## START PROVIDED RECORDS

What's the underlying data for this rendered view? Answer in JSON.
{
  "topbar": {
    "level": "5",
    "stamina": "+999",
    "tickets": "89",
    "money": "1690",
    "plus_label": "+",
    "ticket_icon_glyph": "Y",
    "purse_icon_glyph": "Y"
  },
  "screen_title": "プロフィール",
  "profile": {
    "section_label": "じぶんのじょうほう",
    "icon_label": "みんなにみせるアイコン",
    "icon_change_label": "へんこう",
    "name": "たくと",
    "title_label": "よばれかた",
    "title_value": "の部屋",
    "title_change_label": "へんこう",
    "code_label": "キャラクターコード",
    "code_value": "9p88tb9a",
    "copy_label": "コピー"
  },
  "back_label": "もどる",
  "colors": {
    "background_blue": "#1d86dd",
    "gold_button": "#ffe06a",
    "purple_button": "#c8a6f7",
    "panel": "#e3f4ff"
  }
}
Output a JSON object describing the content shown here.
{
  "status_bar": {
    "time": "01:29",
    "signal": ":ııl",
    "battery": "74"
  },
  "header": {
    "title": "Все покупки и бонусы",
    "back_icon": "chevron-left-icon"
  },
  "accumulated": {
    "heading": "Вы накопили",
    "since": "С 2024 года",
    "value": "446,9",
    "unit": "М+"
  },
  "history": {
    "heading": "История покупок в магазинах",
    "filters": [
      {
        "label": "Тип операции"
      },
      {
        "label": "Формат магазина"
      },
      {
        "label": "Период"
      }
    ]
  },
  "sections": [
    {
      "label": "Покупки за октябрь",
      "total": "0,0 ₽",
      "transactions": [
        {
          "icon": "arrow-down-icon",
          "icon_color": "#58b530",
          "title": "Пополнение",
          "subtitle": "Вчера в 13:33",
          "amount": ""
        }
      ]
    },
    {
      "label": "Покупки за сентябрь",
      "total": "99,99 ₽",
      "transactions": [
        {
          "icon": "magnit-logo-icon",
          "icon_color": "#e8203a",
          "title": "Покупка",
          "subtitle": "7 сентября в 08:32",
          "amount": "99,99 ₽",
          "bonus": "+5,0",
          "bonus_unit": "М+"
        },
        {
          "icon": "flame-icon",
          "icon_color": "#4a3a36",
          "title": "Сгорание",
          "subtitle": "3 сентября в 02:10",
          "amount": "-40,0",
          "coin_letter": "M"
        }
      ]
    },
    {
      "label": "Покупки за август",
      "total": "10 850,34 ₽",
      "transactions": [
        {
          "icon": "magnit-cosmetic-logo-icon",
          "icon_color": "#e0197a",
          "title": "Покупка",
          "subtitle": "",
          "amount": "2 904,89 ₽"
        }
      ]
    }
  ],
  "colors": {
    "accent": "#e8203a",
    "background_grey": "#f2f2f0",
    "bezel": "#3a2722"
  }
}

## END PROVIDED RECORDS

→ **WHAT YOU NEED TO DO**
Report how many lines of the entries hold the string "logo". Provide the number alone.

→ **EXERCISE OUTPUT**
2